___ Material provided ___

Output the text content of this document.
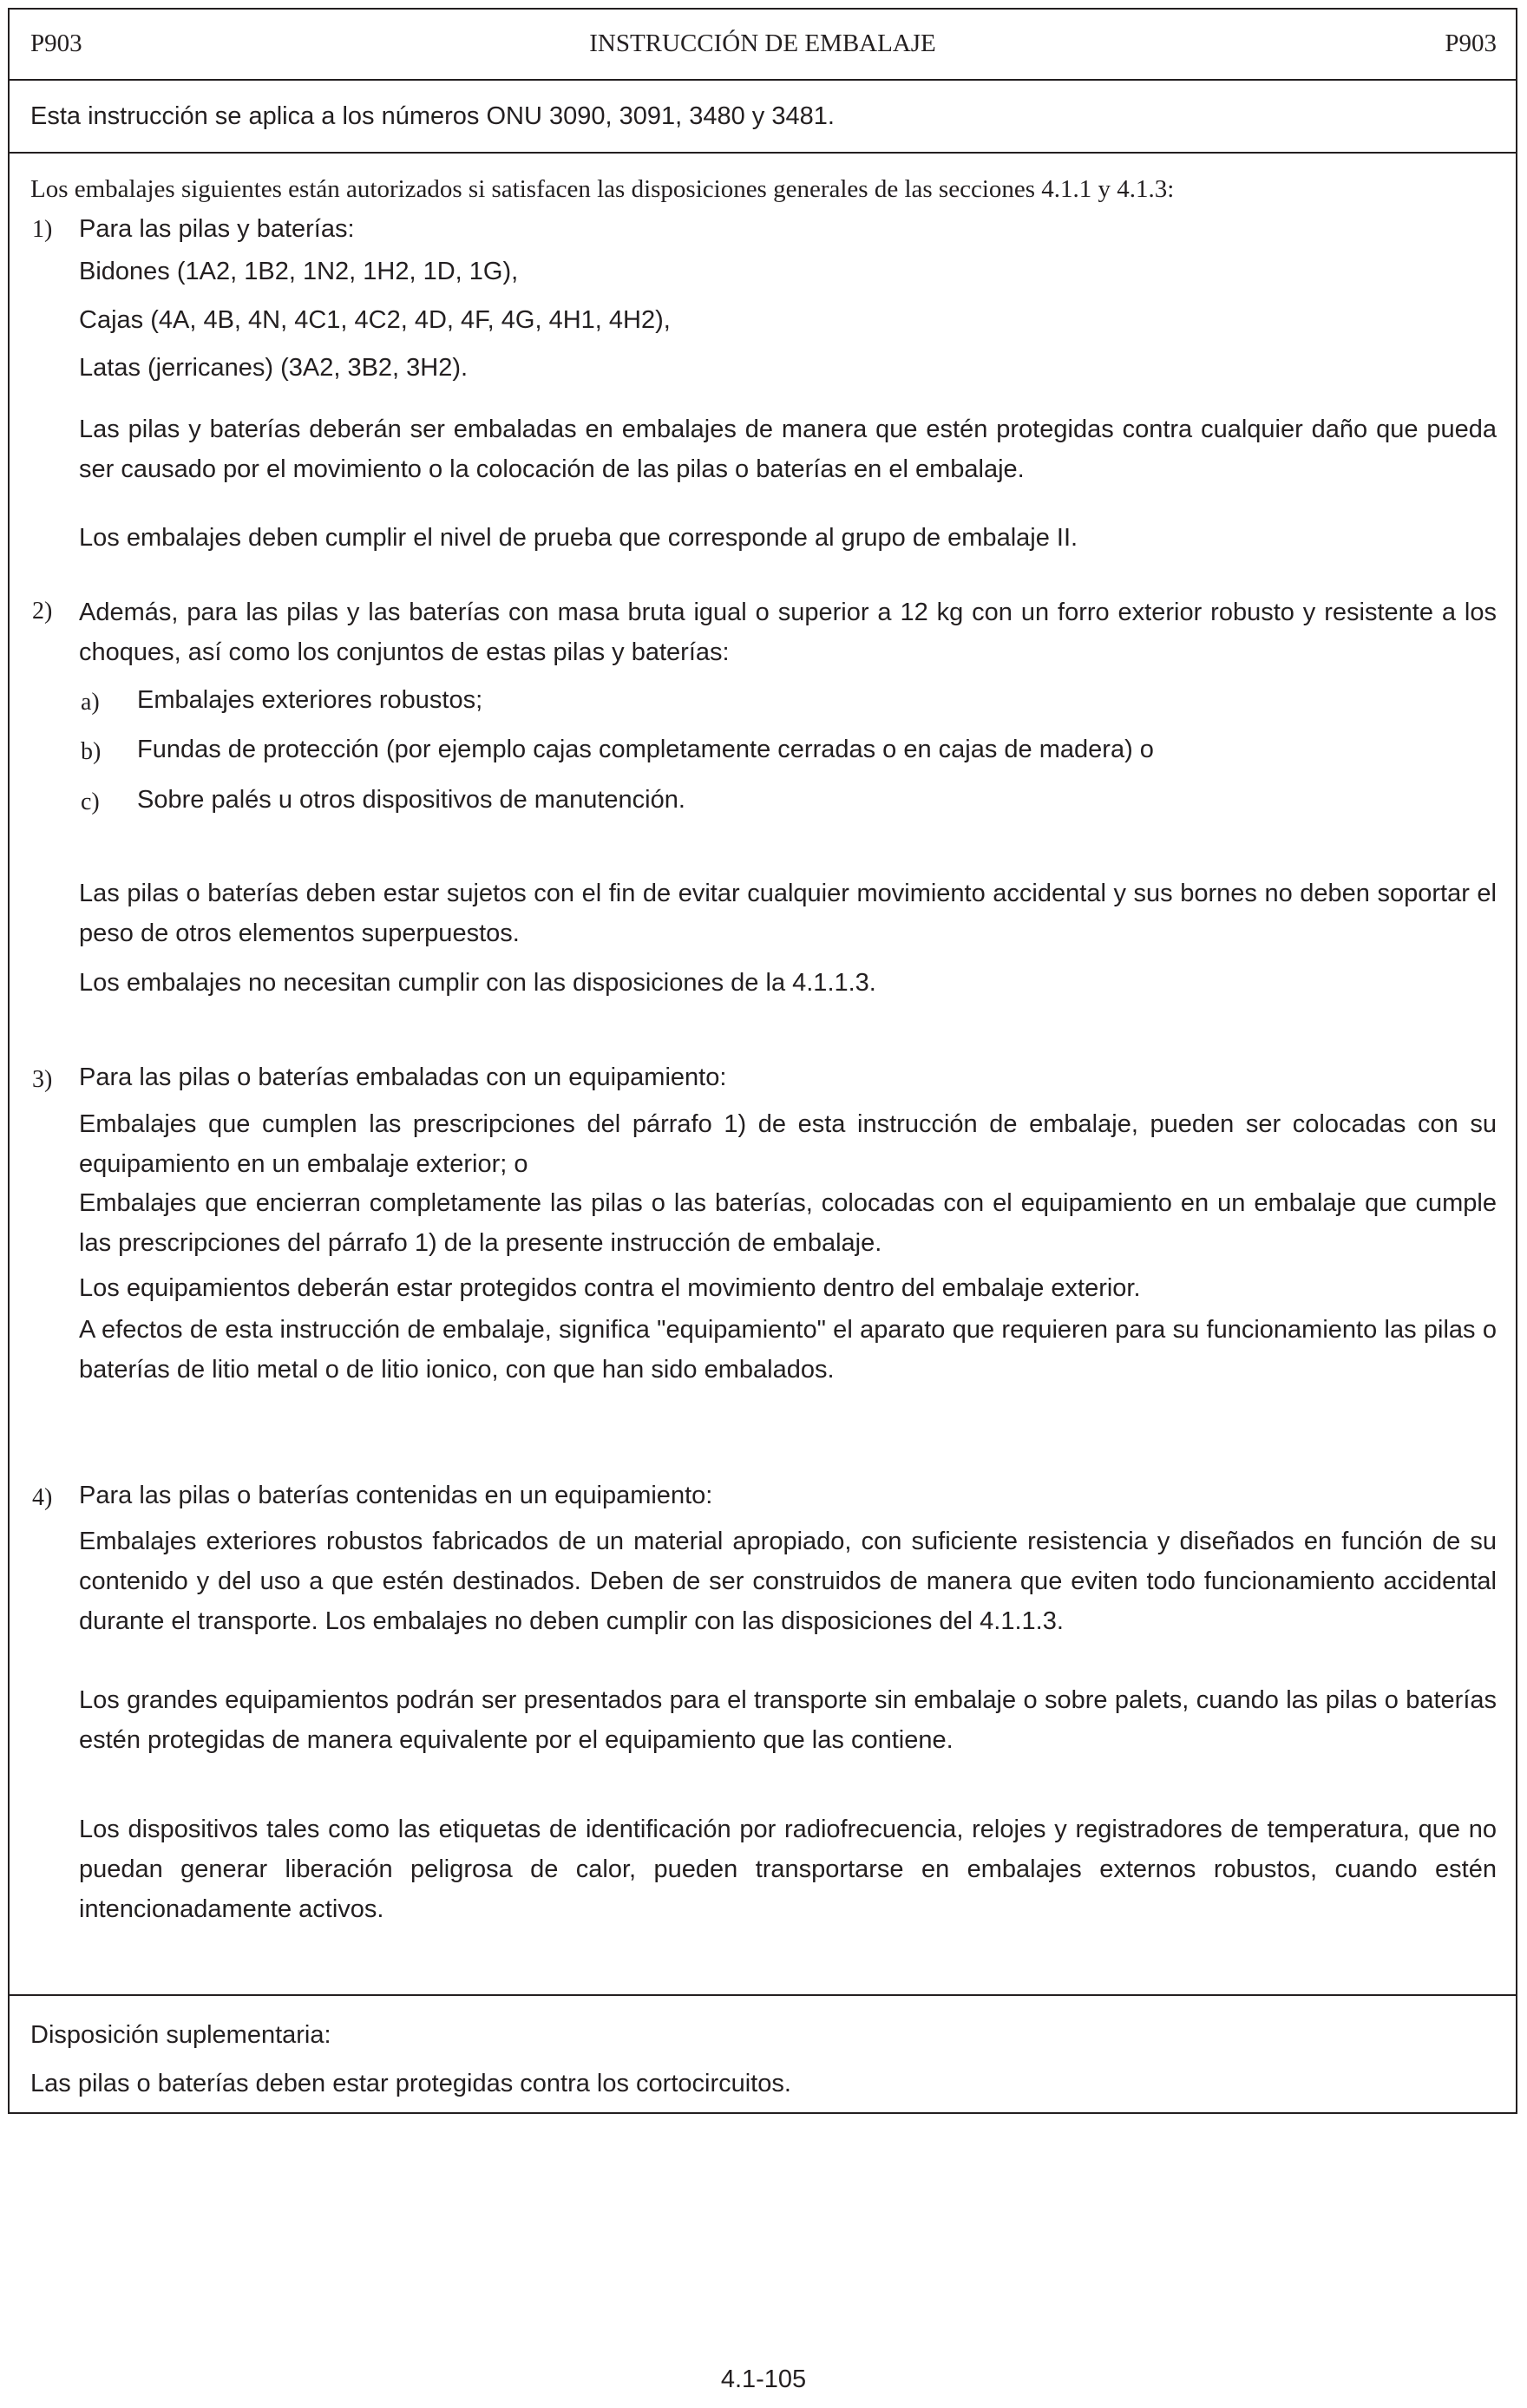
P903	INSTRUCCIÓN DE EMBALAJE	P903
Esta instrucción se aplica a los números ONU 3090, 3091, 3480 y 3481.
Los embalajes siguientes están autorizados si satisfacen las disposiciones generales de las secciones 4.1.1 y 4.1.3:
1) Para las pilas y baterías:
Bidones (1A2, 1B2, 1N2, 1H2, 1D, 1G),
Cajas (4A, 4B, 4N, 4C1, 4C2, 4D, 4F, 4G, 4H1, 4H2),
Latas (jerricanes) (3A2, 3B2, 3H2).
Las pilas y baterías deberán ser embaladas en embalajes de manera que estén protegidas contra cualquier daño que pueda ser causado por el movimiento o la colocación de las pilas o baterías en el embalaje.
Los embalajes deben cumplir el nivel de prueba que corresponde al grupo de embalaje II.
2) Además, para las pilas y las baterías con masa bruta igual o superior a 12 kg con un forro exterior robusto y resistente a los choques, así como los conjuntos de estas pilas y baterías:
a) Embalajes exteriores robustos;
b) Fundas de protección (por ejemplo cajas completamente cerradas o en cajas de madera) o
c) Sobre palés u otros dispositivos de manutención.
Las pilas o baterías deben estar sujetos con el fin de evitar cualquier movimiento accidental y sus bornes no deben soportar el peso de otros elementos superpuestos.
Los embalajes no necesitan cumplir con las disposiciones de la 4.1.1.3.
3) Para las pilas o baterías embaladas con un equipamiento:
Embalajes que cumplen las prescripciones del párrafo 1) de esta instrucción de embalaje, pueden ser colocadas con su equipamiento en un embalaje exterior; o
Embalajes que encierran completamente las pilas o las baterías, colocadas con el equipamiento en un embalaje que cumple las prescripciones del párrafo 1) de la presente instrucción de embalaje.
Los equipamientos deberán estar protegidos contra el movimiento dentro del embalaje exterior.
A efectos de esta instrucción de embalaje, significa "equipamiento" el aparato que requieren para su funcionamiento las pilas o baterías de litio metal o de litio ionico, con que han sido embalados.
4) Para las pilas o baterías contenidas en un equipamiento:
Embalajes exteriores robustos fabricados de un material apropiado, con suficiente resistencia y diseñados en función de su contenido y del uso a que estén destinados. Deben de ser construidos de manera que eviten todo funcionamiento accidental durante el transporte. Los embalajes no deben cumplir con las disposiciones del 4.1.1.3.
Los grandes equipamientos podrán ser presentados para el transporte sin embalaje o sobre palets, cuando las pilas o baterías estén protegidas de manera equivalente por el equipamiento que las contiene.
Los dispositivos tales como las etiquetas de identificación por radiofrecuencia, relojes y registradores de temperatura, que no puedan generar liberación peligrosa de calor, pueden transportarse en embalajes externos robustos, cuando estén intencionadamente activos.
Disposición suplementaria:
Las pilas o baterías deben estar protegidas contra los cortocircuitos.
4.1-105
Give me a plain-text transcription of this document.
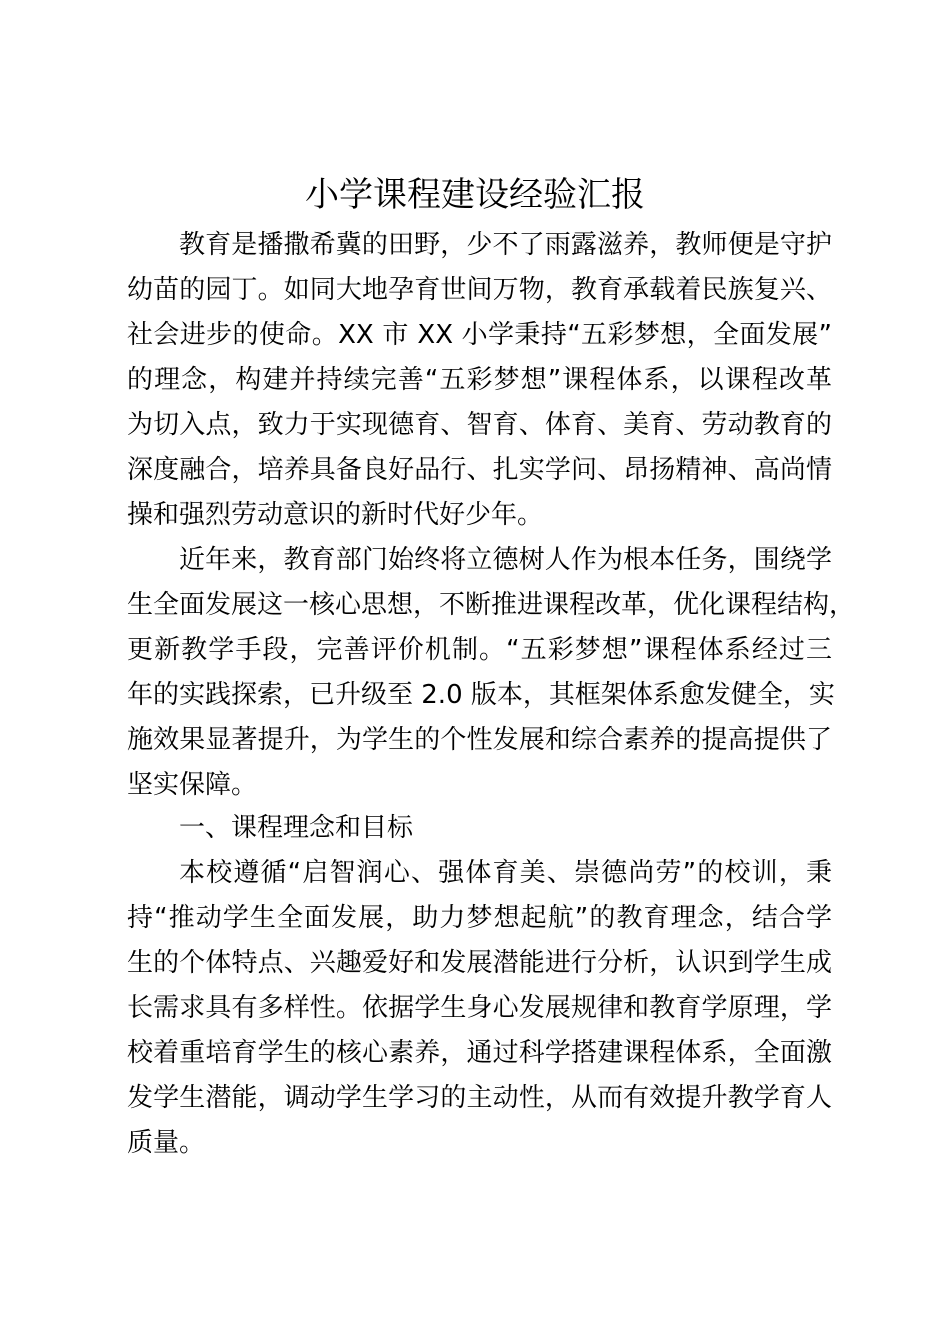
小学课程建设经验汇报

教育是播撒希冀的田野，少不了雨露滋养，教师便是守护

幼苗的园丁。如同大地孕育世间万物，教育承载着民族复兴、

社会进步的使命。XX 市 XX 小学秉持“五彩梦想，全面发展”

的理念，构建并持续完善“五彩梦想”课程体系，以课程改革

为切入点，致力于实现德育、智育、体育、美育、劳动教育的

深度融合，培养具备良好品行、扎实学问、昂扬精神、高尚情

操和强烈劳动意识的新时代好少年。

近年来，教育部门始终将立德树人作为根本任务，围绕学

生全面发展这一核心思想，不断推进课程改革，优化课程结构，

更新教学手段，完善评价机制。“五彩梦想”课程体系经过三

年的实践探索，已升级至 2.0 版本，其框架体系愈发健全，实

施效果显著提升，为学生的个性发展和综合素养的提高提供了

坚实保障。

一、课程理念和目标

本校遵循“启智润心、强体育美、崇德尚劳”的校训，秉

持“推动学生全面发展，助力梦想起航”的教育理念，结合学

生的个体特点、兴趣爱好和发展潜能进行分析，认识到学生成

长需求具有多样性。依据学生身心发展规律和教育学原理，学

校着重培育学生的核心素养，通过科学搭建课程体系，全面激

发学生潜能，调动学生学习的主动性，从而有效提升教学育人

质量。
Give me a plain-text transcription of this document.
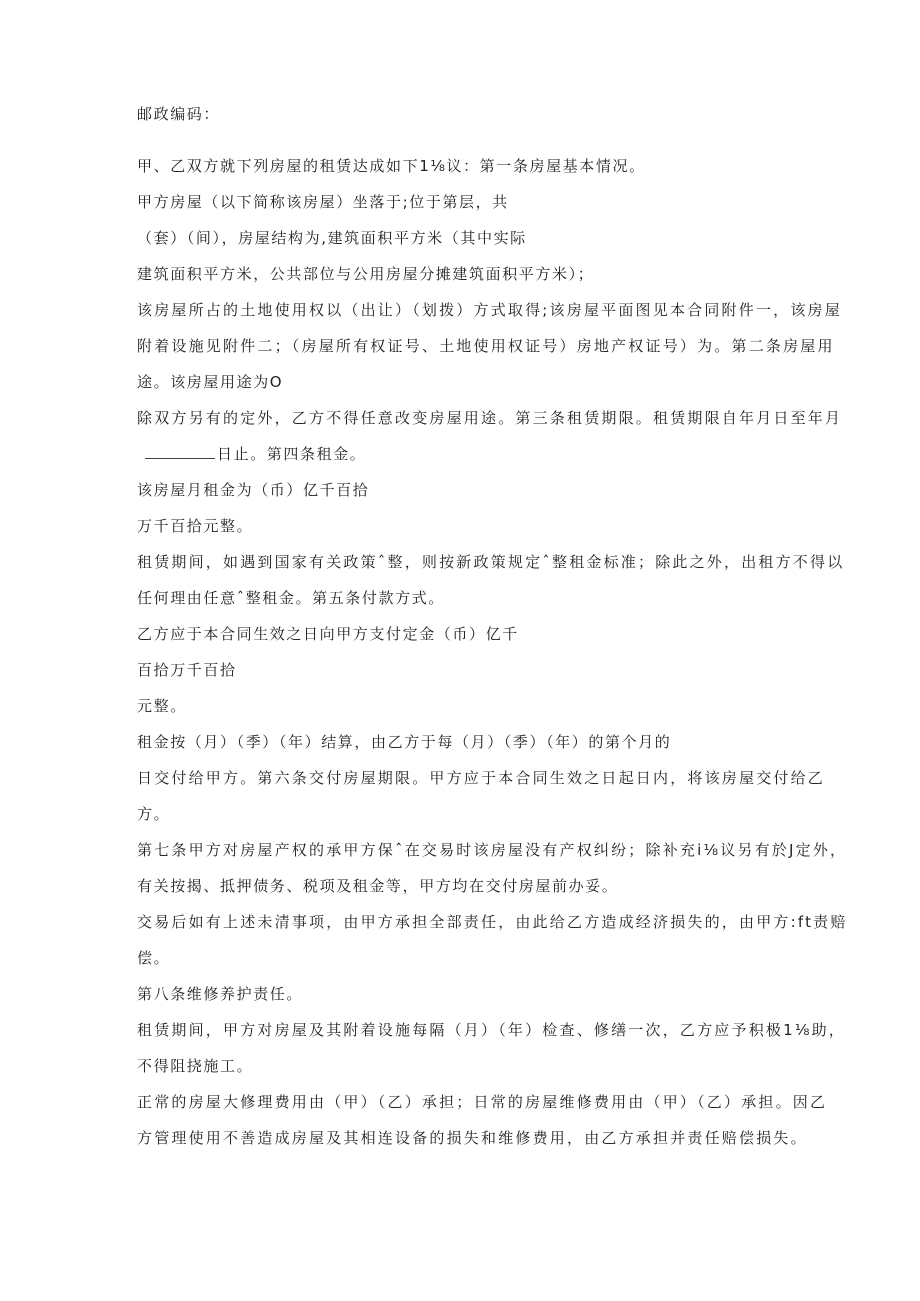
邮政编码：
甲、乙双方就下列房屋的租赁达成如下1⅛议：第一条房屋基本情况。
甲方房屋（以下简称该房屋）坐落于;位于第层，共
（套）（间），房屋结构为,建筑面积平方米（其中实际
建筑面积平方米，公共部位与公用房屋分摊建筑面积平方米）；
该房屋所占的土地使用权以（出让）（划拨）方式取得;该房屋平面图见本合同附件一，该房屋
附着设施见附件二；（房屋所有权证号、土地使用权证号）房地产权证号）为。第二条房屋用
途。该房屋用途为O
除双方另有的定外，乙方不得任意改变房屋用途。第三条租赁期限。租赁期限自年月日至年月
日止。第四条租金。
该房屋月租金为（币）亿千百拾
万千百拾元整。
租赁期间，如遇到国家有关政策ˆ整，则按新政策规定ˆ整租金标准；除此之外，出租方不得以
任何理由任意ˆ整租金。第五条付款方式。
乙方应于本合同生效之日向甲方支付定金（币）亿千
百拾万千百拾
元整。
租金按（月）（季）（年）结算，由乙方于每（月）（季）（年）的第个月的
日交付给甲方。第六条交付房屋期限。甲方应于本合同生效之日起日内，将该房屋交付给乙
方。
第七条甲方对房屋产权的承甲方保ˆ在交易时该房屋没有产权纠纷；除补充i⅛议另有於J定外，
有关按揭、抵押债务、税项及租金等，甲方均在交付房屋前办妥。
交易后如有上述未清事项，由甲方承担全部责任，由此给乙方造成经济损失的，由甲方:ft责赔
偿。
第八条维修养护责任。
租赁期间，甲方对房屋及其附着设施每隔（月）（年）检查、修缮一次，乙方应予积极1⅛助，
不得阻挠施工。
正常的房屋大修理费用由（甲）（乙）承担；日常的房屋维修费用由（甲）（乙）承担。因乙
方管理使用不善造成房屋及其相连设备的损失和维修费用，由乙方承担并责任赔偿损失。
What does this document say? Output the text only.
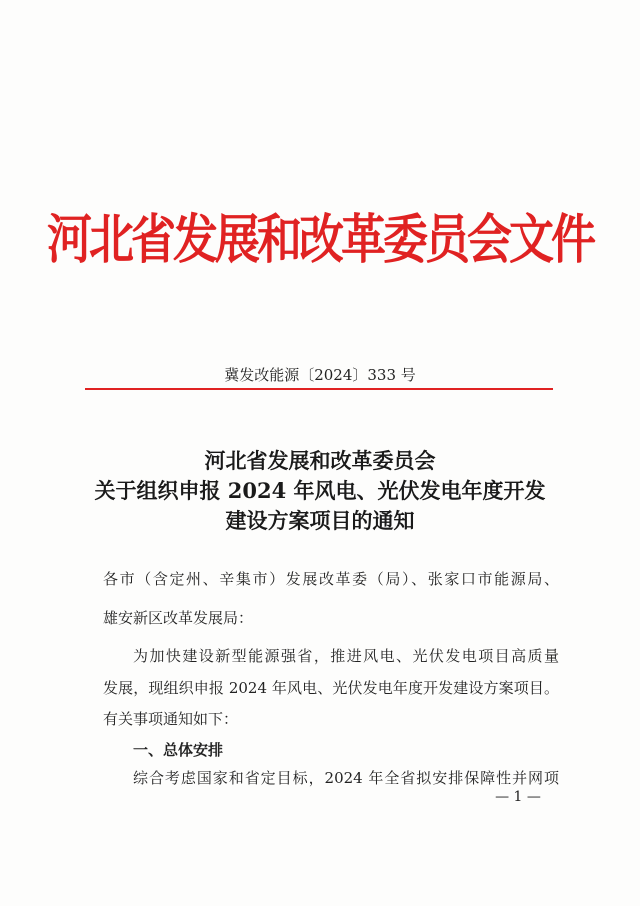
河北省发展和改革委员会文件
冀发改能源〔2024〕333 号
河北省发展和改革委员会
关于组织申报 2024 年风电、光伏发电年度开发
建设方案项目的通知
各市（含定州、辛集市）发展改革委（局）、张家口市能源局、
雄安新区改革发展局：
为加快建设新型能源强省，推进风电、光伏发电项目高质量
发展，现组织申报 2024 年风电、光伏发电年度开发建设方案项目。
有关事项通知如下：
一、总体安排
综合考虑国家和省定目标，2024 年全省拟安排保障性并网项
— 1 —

___

| Aim of the task |
Report how many lines hold the string "funcionamiento", giving the number and nothing else.

| Written reply |
2